Begin PROVIDED ENTRIES
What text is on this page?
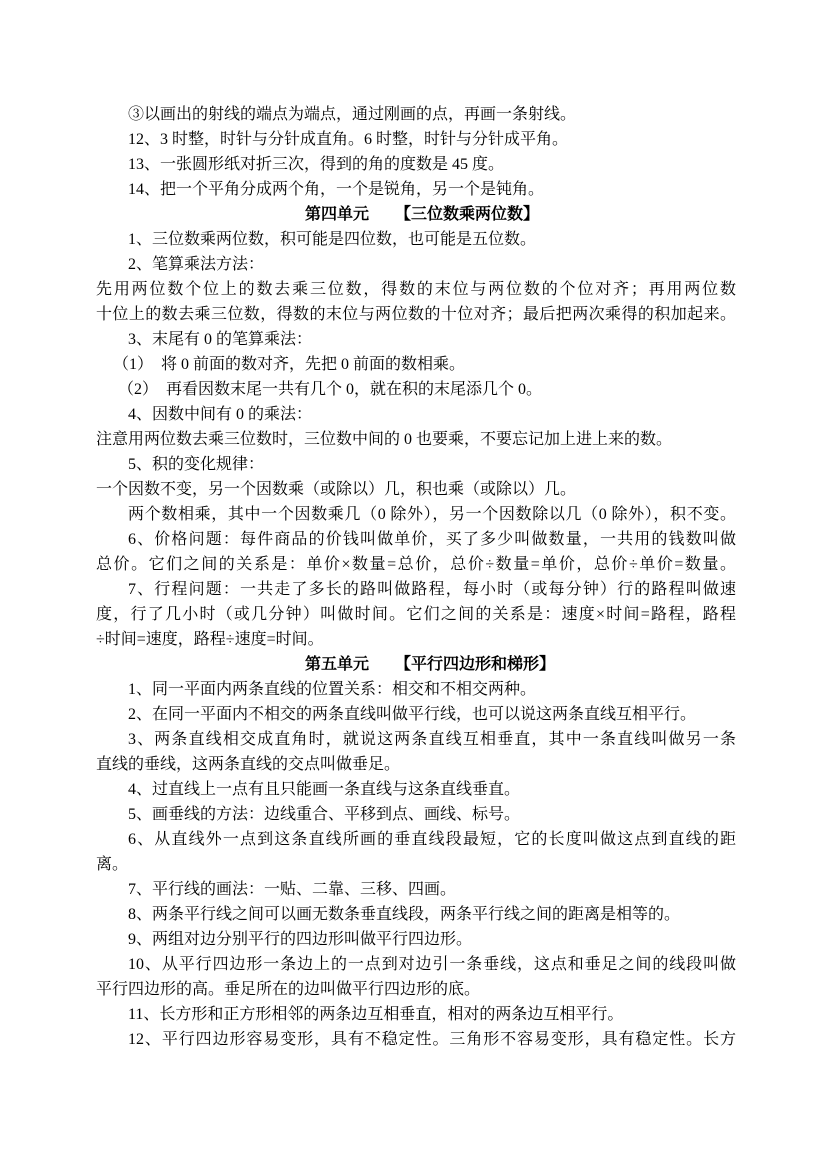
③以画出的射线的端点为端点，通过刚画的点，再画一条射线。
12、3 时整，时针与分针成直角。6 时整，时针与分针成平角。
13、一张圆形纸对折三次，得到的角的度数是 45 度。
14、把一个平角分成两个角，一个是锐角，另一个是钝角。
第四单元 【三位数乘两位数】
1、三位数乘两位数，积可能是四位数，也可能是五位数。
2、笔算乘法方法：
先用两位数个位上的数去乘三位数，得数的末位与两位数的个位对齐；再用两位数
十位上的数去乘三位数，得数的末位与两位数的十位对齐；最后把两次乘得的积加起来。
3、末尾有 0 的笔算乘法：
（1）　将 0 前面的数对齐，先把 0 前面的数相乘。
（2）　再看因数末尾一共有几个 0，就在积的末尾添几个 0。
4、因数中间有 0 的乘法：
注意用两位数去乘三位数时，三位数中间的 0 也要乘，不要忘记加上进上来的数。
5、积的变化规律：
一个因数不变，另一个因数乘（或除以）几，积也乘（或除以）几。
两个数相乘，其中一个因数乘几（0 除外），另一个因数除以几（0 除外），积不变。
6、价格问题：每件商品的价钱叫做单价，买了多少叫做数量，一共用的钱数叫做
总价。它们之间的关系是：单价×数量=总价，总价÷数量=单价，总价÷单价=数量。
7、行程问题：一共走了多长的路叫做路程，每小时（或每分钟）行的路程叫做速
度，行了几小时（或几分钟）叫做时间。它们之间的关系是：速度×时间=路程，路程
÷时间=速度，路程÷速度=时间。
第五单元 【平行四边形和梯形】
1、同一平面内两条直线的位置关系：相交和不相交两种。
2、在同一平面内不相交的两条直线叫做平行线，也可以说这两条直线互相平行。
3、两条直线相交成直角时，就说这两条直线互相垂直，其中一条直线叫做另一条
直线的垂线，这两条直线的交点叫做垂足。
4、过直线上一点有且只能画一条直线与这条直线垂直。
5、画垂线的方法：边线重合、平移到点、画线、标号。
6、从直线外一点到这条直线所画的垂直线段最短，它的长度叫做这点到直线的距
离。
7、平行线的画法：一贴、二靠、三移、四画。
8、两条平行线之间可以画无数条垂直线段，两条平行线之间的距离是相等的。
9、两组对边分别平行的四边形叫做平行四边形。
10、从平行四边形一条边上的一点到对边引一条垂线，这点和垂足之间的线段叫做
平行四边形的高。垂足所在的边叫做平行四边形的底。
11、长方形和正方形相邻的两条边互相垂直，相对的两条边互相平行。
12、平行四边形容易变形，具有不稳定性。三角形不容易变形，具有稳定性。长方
End PROVIDED ENTRIES
Begin PROVIDED ENTRIES
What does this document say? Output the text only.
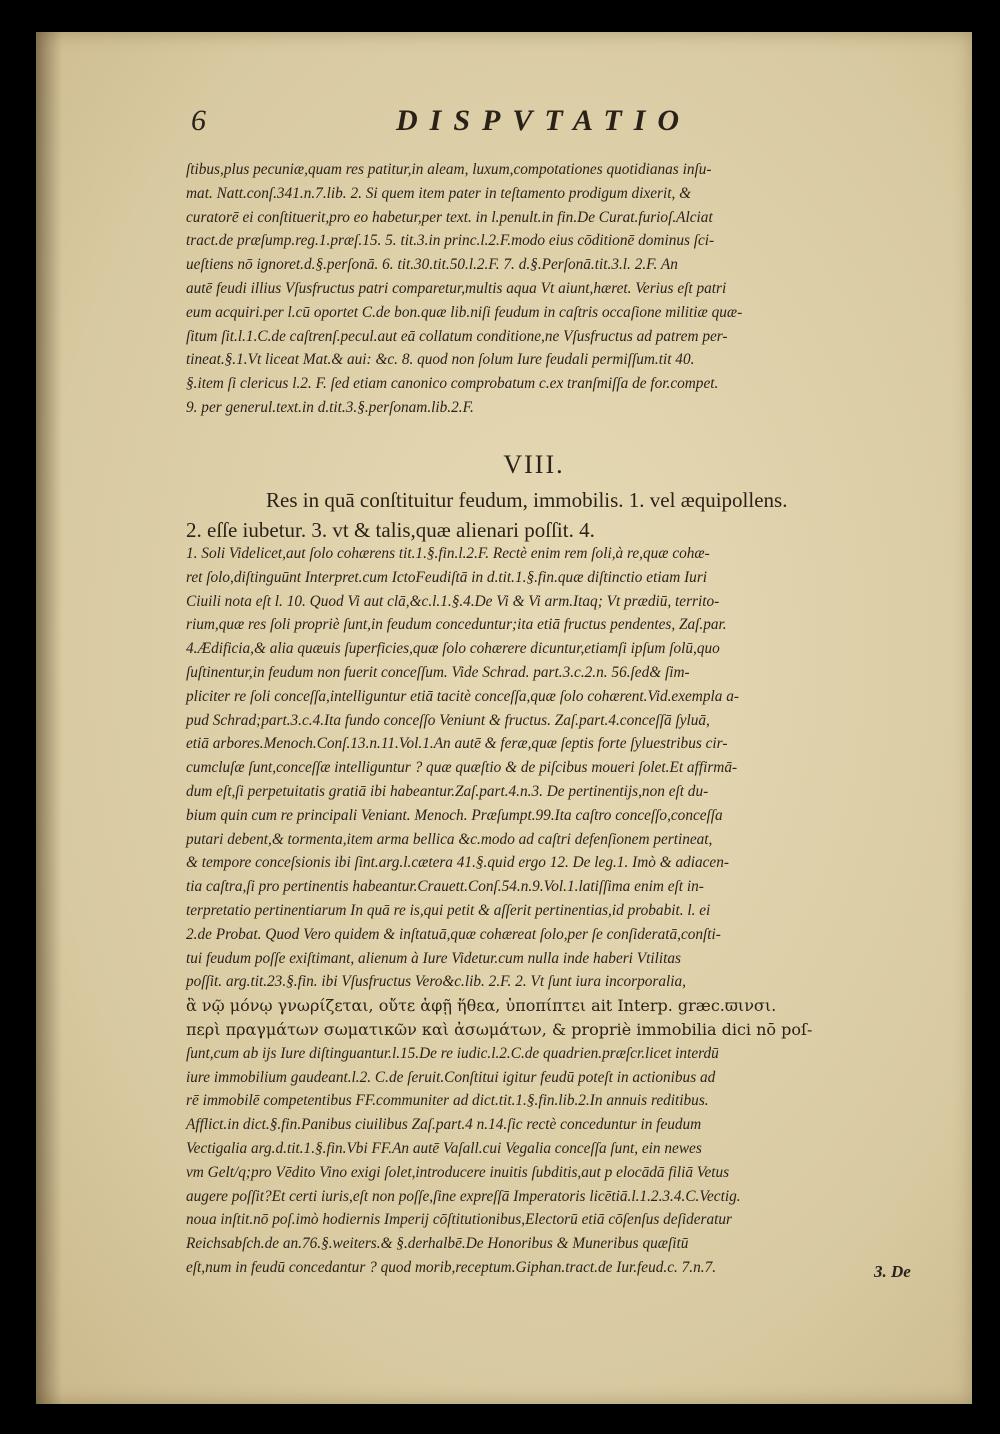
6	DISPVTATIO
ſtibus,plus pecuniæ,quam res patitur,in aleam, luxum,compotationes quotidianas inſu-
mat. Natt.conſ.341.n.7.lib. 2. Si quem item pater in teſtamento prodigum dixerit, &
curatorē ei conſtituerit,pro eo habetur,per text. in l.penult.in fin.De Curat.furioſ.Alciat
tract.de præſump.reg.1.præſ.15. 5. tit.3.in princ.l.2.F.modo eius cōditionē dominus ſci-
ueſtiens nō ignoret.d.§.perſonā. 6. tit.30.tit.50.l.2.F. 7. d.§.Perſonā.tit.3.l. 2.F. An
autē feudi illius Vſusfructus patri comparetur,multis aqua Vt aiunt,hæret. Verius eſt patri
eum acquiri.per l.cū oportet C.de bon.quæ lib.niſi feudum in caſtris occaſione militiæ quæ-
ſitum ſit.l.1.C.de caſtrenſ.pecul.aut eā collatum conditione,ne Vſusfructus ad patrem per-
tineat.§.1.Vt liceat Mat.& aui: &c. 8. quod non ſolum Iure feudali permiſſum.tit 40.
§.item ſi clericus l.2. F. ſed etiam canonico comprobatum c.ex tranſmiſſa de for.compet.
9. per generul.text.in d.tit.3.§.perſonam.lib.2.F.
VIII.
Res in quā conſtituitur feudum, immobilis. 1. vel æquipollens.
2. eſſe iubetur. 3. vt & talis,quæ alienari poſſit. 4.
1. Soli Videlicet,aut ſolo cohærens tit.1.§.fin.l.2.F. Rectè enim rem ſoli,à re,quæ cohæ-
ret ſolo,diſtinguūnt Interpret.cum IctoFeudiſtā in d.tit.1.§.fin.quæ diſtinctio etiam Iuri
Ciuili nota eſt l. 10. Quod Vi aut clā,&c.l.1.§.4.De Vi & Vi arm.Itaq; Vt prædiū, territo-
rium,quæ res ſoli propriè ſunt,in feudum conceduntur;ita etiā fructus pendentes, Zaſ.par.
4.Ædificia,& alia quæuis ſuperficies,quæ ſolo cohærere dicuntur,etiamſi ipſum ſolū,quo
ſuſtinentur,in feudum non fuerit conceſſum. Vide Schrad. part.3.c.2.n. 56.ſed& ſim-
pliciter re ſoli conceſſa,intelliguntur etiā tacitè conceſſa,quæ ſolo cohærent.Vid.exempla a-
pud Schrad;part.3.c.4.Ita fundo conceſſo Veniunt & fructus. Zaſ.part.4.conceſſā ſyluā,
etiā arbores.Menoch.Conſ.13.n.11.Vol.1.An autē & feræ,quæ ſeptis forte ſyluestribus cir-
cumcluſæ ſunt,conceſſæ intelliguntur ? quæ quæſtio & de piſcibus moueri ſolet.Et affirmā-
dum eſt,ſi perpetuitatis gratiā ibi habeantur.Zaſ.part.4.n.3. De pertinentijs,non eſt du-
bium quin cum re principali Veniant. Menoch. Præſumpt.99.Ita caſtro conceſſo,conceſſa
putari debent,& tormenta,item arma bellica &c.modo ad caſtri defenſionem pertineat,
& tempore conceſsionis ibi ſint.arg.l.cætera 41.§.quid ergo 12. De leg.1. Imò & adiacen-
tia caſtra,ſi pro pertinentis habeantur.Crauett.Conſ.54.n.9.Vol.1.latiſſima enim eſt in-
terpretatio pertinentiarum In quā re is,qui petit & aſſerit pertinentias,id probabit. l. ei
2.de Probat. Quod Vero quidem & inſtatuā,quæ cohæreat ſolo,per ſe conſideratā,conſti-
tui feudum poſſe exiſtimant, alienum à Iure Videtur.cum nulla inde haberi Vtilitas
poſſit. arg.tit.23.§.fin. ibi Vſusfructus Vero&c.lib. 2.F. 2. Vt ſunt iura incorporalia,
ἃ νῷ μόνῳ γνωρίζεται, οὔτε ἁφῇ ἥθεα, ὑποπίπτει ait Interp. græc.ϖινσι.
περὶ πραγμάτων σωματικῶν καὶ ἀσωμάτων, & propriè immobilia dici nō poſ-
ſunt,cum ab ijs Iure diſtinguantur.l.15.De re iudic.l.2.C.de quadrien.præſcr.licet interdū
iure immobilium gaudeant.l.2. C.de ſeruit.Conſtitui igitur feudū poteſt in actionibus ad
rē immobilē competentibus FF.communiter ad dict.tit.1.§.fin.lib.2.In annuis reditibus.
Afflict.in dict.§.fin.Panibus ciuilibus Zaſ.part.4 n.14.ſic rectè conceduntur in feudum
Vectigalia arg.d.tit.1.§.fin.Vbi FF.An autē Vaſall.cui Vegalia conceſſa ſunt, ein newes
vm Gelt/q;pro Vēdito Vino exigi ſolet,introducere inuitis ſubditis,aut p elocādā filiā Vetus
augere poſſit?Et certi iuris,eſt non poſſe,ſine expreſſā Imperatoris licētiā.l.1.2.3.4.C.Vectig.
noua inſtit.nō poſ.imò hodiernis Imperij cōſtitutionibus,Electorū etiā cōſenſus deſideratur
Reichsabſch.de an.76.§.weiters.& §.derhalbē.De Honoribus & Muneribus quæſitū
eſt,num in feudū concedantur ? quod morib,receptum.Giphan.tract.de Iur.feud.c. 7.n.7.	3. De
End PROVIDED ENTRIES
Begin PROVIDED ENTRIES
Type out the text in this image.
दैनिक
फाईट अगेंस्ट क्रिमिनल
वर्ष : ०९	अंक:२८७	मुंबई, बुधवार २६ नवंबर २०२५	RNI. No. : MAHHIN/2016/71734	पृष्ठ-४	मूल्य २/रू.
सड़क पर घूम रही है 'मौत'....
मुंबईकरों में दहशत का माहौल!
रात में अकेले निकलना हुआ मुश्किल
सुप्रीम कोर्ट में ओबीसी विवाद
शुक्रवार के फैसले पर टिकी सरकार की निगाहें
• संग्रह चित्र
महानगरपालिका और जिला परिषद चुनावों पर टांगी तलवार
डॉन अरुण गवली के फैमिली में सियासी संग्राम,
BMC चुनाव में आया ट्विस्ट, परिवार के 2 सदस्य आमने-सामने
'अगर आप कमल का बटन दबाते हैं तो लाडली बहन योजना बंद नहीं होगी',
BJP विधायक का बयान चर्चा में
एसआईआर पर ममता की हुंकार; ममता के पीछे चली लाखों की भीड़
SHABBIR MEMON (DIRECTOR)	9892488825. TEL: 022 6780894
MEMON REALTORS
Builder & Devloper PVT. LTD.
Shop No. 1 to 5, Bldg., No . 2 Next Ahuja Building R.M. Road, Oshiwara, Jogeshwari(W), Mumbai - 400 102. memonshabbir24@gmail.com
End PROVIDED ENTRIES
* INSTRUCTION:
The answer is the number of lines in the preceding material that hold "Vſusfructus"; write that number and nothing else.

* SOLUTION FOR THIS PROBLEM:
3